* start Data to process *

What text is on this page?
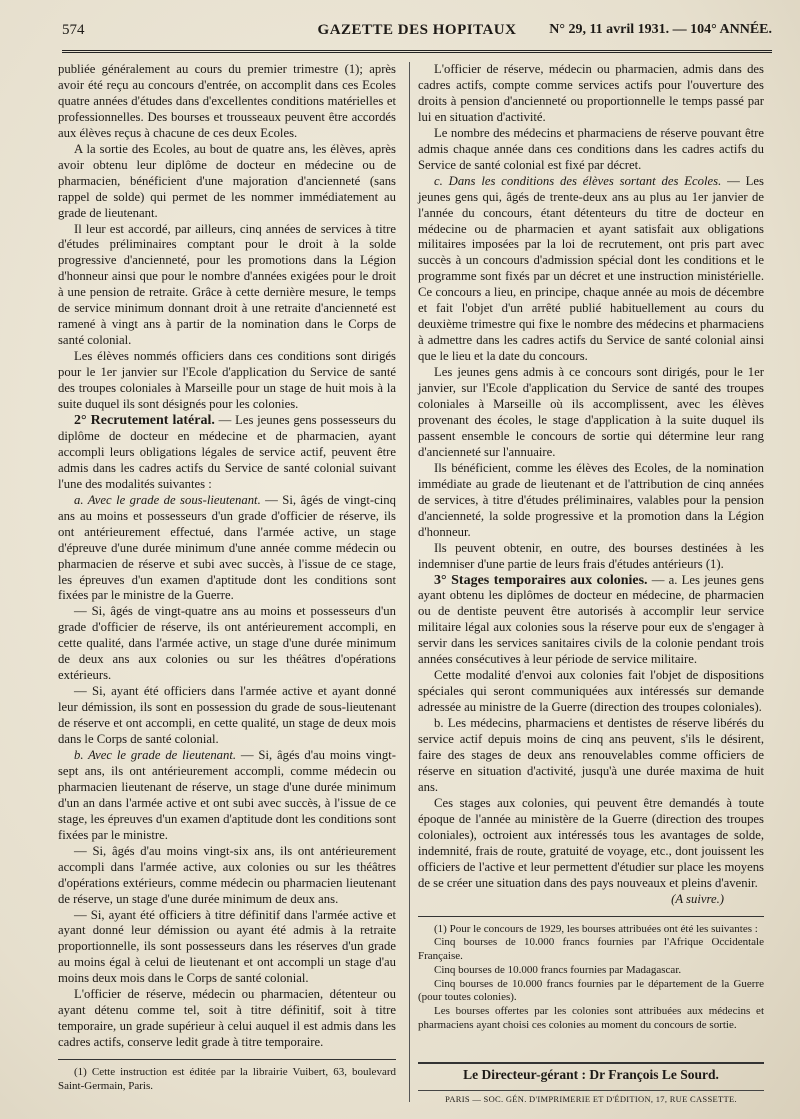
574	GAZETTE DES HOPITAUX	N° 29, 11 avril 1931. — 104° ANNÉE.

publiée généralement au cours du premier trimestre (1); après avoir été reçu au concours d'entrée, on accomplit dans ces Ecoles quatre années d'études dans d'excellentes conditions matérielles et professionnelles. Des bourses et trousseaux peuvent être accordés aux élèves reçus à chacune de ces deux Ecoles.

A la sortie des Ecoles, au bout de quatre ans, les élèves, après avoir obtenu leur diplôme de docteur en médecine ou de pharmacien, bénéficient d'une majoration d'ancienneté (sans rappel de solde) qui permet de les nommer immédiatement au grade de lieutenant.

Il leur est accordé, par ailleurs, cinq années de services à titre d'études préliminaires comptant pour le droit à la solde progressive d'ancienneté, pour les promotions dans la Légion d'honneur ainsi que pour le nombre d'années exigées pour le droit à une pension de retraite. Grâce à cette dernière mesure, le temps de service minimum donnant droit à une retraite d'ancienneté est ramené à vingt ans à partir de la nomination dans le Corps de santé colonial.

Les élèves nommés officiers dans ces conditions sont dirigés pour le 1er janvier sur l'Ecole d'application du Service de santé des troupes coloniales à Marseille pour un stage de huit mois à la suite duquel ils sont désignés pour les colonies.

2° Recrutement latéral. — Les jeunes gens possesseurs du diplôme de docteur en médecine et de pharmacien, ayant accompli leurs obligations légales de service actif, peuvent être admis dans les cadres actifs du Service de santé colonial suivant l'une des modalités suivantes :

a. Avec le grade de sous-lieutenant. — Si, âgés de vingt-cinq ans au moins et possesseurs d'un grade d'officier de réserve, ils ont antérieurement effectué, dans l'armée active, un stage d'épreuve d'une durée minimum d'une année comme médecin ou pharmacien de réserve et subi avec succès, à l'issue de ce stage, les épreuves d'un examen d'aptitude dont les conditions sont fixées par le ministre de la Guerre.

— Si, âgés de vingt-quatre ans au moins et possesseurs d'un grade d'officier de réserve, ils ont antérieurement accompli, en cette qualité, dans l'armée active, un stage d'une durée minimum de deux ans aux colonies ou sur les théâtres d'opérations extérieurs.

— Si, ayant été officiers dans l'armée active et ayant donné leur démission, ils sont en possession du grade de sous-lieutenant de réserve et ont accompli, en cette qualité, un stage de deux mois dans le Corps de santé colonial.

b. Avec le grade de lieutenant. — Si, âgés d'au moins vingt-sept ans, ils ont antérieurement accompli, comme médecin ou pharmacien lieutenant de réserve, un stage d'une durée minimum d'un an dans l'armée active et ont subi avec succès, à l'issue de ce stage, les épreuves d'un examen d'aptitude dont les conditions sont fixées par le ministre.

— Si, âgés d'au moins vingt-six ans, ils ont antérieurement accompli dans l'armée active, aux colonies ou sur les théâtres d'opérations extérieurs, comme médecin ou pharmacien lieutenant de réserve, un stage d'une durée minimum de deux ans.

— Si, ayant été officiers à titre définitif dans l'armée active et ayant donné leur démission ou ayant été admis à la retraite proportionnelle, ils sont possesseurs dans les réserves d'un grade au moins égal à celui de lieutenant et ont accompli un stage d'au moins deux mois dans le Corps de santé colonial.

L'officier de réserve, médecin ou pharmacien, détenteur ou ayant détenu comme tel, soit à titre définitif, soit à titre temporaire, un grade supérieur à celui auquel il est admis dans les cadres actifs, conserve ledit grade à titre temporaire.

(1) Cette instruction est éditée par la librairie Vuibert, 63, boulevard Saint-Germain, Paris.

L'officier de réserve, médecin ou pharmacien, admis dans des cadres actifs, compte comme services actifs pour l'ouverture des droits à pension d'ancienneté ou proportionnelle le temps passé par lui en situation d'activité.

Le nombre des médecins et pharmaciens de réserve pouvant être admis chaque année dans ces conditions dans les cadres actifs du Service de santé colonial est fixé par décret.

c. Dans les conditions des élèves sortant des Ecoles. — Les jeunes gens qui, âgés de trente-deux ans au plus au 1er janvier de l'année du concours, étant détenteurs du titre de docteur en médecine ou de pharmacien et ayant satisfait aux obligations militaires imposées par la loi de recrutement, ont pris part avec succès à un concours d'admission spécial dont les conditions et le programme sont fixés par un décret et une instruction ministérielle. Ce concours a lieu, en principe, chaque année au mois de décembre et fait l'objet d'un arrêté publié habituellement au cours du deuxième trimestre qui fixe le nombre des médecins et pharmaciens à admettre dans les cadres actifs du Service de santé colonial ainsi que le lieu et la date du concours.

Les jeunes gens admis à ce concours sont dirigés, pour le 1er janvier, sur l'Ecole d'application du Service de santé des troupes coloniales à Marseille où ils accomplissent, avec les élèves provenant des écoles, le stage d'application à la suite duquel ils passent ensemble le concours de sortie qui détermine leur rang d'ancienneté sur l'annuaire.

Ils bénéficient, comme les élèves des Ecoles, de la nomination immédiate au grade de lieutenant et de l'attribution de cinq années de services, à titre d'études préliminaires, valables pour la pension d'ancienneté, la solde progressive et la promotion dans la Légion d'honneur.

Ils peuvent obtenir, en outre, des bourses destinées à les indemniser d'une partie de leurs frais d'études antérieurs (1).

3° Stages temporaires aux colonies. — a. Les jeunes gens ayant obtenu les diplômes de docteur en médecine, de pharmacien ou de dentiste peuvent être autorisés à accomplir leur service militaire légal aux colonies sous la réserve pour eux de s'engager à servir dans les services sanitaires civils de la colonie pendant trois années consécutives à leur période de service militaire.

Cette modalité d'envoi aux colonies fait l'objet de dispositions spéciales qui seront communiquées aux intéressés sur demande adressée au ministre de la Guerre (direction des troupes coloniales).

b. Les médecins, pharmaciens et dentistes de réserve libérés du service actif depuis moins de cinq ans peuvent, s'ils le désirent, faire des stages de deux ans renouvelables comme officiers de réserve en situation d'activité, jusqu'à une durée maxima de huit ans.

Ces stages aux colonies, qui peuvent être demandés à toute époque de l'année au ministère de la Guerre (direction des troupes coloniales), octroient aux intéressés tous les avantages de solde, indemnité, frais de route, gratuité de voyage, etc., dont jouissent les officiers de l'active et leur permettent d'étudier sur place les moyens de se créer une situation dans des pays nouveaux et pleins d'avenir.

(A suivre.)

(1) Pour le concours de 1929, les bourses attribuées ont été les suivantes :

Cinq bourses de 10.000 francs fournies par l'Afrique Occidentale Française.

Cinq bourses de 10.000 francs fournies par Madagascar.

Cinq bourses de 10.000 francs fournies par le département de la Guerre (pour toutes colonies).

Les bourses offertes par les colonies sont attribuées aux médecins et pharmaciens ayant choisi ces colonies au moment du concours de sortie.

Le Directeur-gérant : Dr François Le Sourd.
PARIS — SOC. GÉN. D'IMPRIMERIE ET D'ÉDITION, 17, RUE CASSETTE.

* end Data to process *

• What is needed
Copy out the listing exactly as it stands, but not the pictures.

• Result of the exercise
What text is on this page?
574	GAZETTE DES HOPITAUX	N° 29, 11 avril 1931. — 104° ANNÉE.

publiée généralement au cours du premier trimestre (1); après avoir été reçu au concours d'entrée, on accomplit dans ces Ecoles quatre années d'études dans d'excellentes conditions matérielles et professionnelles. Des bourses et trousseaux peuvent être accordés aux élèves reçus à chacune de ces deux Ecoles.

A la sortie des Ecoles, au bout de quatre ans, les élèves, après avoir obtenu leur diplôme de docteur en médecine ou de pharmacien, bénéficient d'une majoration d'ancienneté (sans rappel de solde) qui permet de les nommer immédiatement au grade de lieutenant.

Il leur est accordé, par ailleurs, cinq années de services à titre d'études préliminaires comptant pour le droit à la solde progressive d'ancienneté, pour les promotions dans la Légion d'honneur ainsi que pour le nombre d'années exigées pour le droit à une pension de retraite. Grâce à cette dernière mesure, le temps de service minimum donnant droit à une retraite d'ancienneté est ramené à vingt ans à partir de la nomination dans le Corps de santé colonial.

Les élèves nommés officiers dans ces conditions sont dirigés pour le 1er janvier sur l'Ecole d'application du Service de santé des troupes coloniales à Marseille pour un stage de huit mois à la suite duquel ils sont désignés pour les colonies.

2° Recrutement latéral. — Les jeunes gens possesseurs du diplôme de docteur en médecine et de pharmacien, ayant accompli leurs obligations légales de service actif, peuvent être admis dans les cadres actifs du Service de santé colonial suivant l'une des modalités suivantes :

a. Avec le grade de sous-lieutenant. — Si, âgés de vingt-cinq ans au moins et possesseurs d'un grade d'officier de réserve, ils ont antérieurement effectué, dans l'armée active, un stage d'épreuve d'une durée minimum d'une année comme médecin ou pharmacien de réserve et subi avec succès, à l'issue de ce stage, les épreuves d'un examen d'aptitude dont les conditions sont fixées par le ministre de la Guerre.

— Si, âgés de vingt-quatre ans au moins et possesseurs d'un grade d'officier de réserve, ils ont antérieurement accompli, en cette qualité, dans l'armée active, un stage d'une durée minimum de deux ans aux colonies ou sur les théâtres d'opérations extérieurs.

— Si, ayant été officiers dans l'armée active et ayant donné leur démission, ils sont en possession du grade de sous-lieutenant de réserve et ont accompli, en cette qualité, un stage de deux mois dans le Corps de santé colonial.

b. Avec le grade de lieutenant. — Si, âgés d'au moins vingt-sept ans, ils ont antérieurement accompli, comme médecin ou pharmacien lieutenant de réserve, un stage d'une durée minimum d'un an dans l'armée active et ont subi avec succès, à l'issue de ce stage, les épreuves d'un examen d'aptitude dont les conditions sont fixées par le ministre.

— Si, âgés d'au moins vingt-six ans, ils ont antérieurement accompli dans l'armée active, aux colonies ou sur les théâtres d'opérations extérieurs, comme médecin ou pharmacien lieutenant de réserve, un stage d'une durée minimum de deux ans.

— Si, ayant été officiers à titre définitif dans l'armée active et ayant donné leur démission ou ayant été admis à la retraite proportionnelle, ils sont possesseurs dans les réserves d'un grade au moins égal à celui de lieutenant et ont accompli un stage d'au moins deux mois dans le Corps de santé colonial.

L'officier de réserve, médecin ou pharmacien, détenteur ou ayant détenu comme tel, soit à titre définitif, soit à titre temporaire, un grade supérieur à celui auquel il est admis dans les cadres actifs, conserve ledit grade à titre temporaire.

(1) Cette instruction est éditée par la librairie Vuibert, 63, boulevard Saint-Germain, Paris.

L'officier de réserve, médecin ou pharmacien, admis dans des cadres actifs, compte comme services actifs pour l'ouverture des droits à pension d'ancienneté ou proportionnelle le temps passé par lui en situation d'activité.

Le nombre des médecins et pharmaciens de réserve pouvant être admis chaque année dans ces conditions dans les cadres actifs du Service de santé colonial est fixé par décret.

c. Dans les conditions des élèves sortant des Ecoles. — Les jeunes gens qui, âgés de trente-deux ans au plus au 1er janvier de l'année du concours, étant détenteurs du titre de docteur en médecine ou de pharmacien et ayant satisfait aux obligations militaires imposées par la loi de recrutement, ont pris part avec succès à un concours d'admission spécial dont les conditions et le programme sont fixés par un décret et une instruction ministérielle. Ce concours a lieu, en principe, chaque année au mois de décembre et fait l'objet d'un arrêté publié habituellement au cours du deuxième trimestre qui fixe le nombre des médecins et pharmaciens à admettre dans les cadres actifs du Service de santé colonial ainsi que le lieu et la date du concours.

Les jeunes gens admis à ce concours sont dirigés, pour le 1er janvier, sur l'Ecole d'application du Service de santé des troupes coloniales à Marseille où ils accomplissent, avec les élèves provenant des écoles, le stage d'application à la suite duquel ils passent ensemble le concours de sortie qui détermine leur rang d'ancienneté sur l'annuaire.

Ils bénéficient, comme les élèves des Ecoles, de la nomination immédiate au grade de lieutenant et de l'attribution de cinq années de services, à titre d'études préliminaires, valables pour la pension d'ancienneté, la solde progressive et la promotion dans la Légion d'honneur.

Ils peuvent obtenir, en outre, des bourses destinées à les indemniser d'une partie de leurs frais d'études antérieurs (1).

3° Stages temporaires aux colonies. — a. Les jeunes gens ayant obtenu les diplômes de docteur en médecine, de pharmacien ou de dentiste peuvent être autorisés à accomplir leur service militaire légal aux colonies sous la réserve pour eux de s'engager à servir dans les services sanitaires civils de la colonie pendant trois années consécutives à leur période de service militaire.

Cette modalité d'envoi aux colonies fait l'objet de dispositions spéciales qui seront communiquées aux intéressés sur demande adressée au ministre de la Guerre (direction des troupes coloniales).

b. Les médecins, pharmaciens et dentistes de réserve libérés du service actif depuis moins de cinq ans peuvent, s'ils le désirent, faire des stages de deux ans renouvelables comme officiers de réserve en situation d'activité, jusqu'à une durée maxima de huit ans.

Ces stages aux colonies, qui peuvent être demandés à toute époque de l'année au ministère de la Guerre (direction des troupes coloniales), octroient aux intéressés tous les avantages de solde, indemnité, frais de route, gratuité de voyage, etc., dont jouissent les officiers de l'active et leur permettent d'étudier sur place les moyens de se créer une situation dans des pays nouveaux et pleins d'avenir.

(A suivre.)

(1) Pour le concours de 1929, les bourses attribuées ont été les suivantes :

Cinq bourses de 10.000 francs fournies par l'Afrique Occidentale Française.

Cinq bourses de 10.000 francs fournies par Madagascar.

Cinq bourses de 10.000 francs fournies par le département de la Guerre (pour toutes colonies).

Les bourses offertes par les colonies sont attribuées aux médecins et pharmaciens ayant choisi ces colonies au moment du concours de sortie.

Le Directeur-gérant : Dr François Le Sourd.
PARIS — SOC. GÉN. D'IMPRIMERIE ET D'ÉDITION, 17, RUE CASSETTE.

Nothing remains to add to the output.